• _Document section_
If I read one more line describing Kurt
Cobain as “a troubled soul too sensitive for this world”, I might throw up.
Nearly twenty years after Cobain’s death and he’s still being reduced to a
‘depressed rocker’ and having his mental illness and drug addiction glamorized.
Not that this applies only to Kurt. If you’re a famous musician who’s done
heroin, chances are someone somewhere had warped your drug use to make it look
cool. However, it seems one cannot read a single piece about Nirvana’s frontman
without the words ‘sensitive, ‘damaged’, ‘apathetic’ and other such adjectives
bombarding you. These articles are almost always written in a way that makes
Cobain’s depression seem like a necessity for any songwriter or artist, and his
heroin use a glamorous antidote to the pain of superstardom, or whatever.
Not only is this
romanticization irritating, it is incredibly one dimensional. Kurt was not just
a suicidal rockstar. He was a father, a husband, a friend, all which seem to
get pushed aside in favor of needles and heroin binges. Kurt’s widow, Courtney
Love, as well as his former bandmates Krist Novoselic, Dave Grohl and Pat Smear
have all elucidated endlessly about how Kurt was funny, sweet and caring. He
wasn’t always walking around with a black cloud over his head, yet this gets
ignored.

• _Data rows_
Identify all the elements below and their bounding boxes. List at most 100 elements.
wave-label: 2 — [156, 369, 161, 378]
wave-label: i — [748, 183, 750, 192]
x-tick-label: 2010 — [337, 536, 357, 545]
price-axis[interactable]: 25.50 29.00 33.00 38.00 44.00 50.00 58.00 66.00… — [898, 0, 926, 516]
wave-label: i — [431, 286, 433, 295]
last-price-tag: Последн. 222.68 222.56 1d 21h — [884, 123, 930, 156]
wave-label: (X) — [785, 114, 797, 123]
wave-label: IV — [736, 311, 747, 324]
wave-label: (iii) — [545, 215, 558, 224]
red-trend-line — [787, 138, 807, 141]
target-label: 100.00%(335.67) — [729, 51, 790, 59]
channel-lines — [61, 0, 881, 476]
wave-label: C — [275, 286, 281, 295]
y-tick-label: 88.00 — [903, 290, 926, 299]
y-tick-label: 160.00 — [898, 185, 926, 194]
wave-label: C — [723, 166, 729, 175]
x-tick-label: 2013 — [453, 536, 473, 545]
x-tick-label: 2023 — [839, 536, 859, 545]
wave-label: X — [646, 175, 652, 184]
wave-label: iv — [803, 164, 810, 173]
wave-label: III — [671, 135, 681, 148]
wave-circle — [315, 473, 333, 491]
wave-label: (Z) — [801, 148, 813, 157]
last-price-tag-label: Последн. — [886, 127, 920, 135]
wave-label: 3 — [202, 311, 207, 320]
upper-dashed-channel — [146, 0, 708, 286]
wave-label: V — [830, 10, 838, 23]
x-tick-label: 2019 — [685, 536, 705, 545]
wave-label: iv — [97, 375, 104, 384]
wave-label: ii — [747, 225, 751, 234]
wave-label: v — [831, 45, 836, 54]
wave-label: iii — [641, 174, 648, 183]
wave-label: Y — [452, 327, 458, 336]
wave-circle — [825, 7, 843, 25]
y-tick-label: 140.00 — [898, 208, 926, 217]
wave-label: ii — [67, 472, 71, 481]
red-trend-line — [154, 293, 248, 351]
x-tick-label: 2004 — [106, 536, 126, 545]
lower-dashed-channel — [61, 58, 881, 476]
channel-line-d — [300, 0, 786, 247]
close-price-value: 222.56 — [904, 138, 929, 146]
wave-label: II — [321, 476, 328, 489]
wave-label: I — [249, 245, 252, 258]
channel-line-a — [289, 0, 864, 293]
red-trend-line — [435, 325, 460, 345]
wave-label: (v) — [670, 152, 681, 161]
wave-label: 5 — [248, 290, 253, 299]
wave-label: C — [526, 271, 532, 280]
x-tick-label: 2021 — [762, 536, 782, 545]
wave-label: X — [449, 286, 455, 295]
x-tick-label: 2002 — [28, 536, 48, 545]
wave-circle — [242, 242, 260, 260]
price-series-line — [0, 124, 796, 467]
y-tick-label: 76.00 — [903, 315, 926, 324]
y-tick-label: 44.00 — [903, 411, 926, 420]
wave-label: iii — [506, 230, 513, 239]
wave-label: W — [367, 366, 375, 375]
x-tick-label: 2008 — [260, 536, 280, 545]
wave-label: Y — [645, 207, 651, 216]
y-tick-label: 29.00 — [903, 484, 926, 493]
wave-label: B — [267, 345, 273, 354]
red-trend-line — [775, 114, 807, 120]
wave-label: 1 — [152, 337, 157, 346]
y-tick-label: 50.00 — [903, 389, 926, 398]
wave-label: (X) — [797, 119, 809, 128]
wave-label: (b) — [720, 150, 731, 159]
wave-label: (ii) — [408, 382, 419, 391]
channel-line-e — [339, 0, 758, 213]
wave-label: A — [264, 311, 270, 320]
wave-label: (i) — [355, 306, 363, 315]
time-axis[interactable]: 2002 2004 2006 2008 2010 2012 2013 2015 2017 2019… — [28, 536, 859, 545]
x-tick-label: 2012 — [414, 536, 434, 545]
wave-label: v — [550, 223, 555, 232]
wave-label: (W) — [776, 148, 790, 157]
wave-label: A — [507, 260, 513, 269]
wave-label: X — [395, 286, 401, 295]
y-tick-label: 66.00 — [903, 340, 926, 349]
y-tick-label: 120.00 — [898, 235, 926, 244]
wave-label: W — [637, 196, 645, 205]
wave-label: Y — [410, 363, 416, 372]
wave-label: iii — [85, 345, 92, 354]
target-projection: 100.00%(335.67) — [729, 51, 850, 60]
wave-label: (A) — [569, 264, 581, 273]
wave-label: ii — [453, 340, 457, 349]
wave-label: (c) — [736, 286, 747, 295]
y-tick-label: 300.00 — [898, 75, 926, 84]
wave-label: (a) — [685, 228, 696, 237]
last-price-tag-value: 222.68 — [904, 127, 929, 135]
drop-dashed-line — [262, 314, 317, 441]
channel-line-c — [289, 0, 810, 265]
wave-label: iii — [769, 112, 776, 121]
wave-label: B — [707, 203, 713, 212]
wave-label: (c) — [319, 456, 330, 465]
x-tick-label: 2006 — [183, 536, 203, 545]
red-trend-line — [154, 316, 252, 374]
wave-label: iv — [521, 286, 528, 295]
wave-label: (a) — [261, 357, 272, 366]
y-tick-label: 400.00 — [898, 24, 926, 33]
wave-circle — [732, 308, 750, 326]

• _Requirements_
[A] Copy the records word for word, from their first line through the line holding "wave-label: IV — [736, 311, 747, 324]", inclusive.
[B] Write the next part of the piece about how Kurt Cobain is portrayed, picking up after its last sentence.

• _Answer list_
[A]
Identify all the elements below and their bounding boxes. List at most 100 elements.
wave-label: 2 — [156, 369, 161, 378]
wave-label: i — [748, 183, 750, 192]
x-tick-label: 2010 — [337, 536, 357, 545]
price-axis[interactable]: 25.50 29.00 33.00 38.00 44.00 50.00 58.00 66.00… — [898, 0, 926, 516]
wave-label: i — [431, 286, 433, 295]
last-price-tag: Последн. 222.68 222.56 1d 21h — [884, 123, 930, 156]
wave-label: (X) — [785, 114, 797, 123]
wave-label: IV — [736, 311, 747, 324]

[B]
For once I’d like to
read an article where the author bothered to find out about Kurt’s good
qualities, instead of rehashing the subject of his demons. It would be
wonderful if the word ‘sensitive’ were omitted as well. Seeing artistic people
be constantly made out to seem as if they were cracking under the pressure of
the world is so cliché. Living with mental illness demands fortitude and those
who battle such demons are far from weak.
I’d like to see more
of a celebration of Nirvana’s music and Kurt’s talent and less talk about the
dark side of his personality. It’s boring. Nirvana were an amazing band who
changed musical history, and their frontman deserves more respect. He deserves
more than being (to paraphrase Courtney Love) “the patron saint of beautiful
losers and heroin.”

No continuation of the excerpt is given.